**Texte à lire**:
──────────

Guernesey, 17 janvier [18]73, vendredi matin, 8 h. ½
Les nuits se suivent, mon cher adoré, mais elles ne se ressemblent pas ni pour toi ni pour moi, du moins je le crains en ce qui concerne la tienne, de nuit. Si j’en juge d’après la mienne tu l’as passée absolument blanche et je te plains car ça n’est pas drôle. Je serai bien contente si je me trompe. En attendant, mon cher adoré, je te remercie avec ce que j’ai de meilleur, de plus tendre et de plus doux pour tous les petits signaux amicaux que tu m’as faits tout à l’heure, y compris le temps que tu as bien voulu passer sous mes yeux à déchiffrer mon gribouillis. Je n’en ai pas perdu la plus imperceptible pantomime depuis celle du baiser, jusqu’à la double fausse sortie. Tout cela précédé de la chute de ma pauvre feuille que tu as laissé choir à tes pieds. Tu vois que je t’ai vu et bien vu, mon ineffable grand bien-aimé. Mais ce que tu ne pourras voir qu’après la mort c’est combien je t’aime et comment je t’aime. Jusque là il faut te contenter du peu que j’essaie de te montrer ici bas.

──────────

**Données**:
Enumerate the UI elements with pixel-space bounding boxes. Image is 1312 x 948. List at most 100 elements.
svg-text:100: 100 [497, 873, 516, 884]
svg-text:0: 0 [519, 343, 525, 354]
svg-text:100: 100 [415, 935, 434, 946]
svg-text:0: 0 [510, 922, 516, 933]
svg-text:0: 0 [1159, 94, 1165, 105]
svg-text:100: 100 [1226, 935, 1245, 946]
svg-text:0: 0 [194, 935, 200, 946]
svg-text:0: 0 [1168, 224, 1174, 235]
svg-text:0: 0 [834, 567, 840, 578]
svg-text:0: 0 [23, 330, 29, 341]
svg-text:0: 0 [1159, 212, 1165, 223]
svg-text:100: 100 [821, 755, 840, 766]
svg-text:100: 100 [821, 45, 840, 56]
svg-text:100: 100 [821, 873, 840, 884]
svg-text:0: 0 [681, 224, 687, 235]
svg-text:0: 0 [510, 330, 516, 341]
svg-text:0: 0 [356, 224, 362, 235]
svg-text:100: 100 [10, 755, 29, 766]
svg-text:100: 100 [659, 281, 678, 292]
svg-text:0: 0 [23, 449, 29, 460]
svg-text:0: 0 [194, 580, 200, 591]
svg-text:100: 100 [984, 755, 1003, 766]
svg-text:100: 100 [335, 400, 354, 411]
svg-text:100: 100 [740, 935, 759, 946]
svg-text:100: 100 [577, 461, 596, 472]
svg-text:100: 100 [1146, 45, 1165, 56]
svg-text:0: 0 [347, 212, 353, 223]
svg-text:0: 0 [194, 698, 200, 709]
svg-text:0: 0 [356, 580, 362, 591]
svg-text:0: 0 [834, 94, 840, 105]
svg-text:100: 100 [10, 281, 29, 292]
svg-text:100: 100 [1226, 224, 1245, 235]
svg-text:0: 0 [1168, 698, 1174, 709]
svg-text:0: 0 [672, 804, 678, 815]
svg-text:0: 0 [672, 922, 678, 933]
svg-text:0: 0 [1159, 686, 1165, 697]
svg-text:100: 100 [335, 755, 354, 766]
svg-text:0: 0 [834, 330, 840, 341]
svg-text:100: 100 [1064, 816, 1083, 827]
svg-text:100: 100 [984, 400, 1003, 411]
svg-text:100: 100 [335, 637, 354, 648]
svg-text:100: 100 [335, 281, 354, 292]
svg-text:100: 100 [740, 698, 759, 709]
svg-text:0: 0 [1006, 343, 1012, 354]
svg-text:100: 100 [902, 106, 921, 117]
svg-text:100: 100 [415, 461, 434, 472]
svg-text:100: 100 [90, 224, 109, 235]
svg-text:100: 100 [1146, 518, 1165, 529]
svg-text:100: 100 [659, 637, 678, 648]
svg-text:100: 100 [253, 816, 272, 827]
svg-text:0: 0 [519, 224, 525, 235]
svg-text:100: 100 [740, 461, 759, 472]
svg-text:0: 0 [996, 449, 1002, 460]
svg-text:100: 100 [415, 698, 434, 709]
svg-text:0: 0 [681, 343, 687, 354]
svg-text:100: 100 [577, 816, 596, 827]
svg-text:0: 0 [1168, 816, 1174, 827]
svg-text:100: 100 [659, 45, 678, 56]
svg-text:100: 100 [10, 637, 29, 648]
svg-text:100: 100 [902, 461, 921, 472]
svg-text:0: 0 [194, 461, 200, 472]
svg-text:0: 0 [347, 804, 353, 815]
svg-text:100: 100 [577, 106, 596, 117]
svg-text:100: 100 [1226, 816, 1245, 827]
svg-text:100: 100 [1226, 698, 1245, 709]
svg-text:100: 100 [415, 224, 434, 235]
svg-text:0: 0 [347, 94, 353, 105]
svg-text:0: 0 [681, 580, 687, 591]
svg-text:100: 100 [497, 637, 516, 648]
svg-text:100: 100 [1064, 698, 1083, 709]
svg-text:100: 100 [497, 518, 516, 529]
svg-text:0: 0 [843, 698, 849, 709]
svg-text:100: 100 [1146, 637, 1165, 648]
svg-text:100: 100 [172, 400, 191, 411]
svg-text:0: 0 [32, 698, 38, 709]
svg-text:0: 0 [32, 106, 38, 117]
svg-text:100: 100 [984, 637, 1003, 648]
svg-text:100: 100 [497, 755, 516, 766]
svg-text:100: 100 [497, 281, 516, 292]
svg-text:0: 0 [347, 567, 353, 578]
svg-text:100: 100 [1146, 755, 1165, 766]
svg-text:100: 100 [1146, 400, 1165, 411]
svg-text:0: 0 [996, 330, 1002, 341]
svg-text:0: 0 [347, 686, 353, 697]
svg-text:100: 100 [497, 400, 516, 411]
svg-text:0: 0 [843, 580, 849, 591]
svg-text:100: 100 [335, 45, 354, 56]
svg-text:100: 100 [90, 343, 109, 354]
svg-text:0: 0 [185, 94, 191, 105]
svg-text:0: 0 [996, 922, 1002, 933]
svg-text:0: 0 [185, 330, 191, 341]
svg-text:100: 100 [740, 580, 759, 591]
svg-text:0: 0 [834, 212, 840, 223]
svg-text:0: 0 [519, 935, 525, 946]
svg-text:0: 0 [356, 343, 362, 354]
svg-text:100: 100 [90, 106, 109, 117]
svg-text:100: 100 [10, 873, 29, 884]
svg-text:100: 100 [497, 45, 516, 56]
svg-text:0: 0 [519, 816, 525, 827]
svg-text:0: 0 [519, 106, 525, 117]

──────────

**Les consignes**:
- a) Dites si chacune de ces affirmations concorde avec le texte à lire, par oui ou non, en citant à l'identique les mots du texte qui tranchent : (i) le texte est daté d'un vendredi matin ; (ii) selon le texte, les nuits se suivent et se ressemblent ; (iii) le destinataire a déchiffré le gribouillis hors de la vue de la personne qui écrit.
- b) Mettez en tableau Markdown les enregistrements, depuis le premier jusqu'à la ligne contenant "svg-text:0: 0 [1159, 212, 1165, 223]", les deux bornes comprises. Utilisez les colonnes N° et Ligne, et omettez les lignes vides.

**Les réponses**:
- a)
(i) Oui : « vendredi matin, 8 h. ½ »
(ii) Non : « Les nuits se suivent, mon cher adoré, mais elles ne se ressemblent pas »
(iii) Non : « le temps que tu as bien voulu passer sous mes yeux à déchiffrer mon gribouillis »

- b)
| N° | Ligne |
|---|---|
| 1 | Enumerate the UI elements with pixel-space bounding boxes. Image is 1312 x 948. List at most 100 elements. |
| 2 | svg-text:100: 100 [497, 873, 516, 884] |
| 3 | svg-text:0: 0 [519, 343, 525, 354] |
| 4 | svg-text:100: 100 [415, 935, 434, 946] |
| 5 | svg-text:0: 0 [510, 922, 516, 933] |
| 6 | svg-text:0: 0 [1159, 94, 1165, 105] |
| 7 | svg-text:100: 100 [1226, 935, 1245, 946] |
| 8 | svg-text:0: 0 [194, 935, 200, 946] |
| 9 | svg-text:0: 0 [1168, 224, 1174, 235] |
| 10 | svg-text:0: 0 [834, 567, 840, 578] |
| 11 | svg-text:0: 0 [23, 330, 29, 341] |
| 12 | svg-text:0: 0 [1159, 212, 1165, 223] |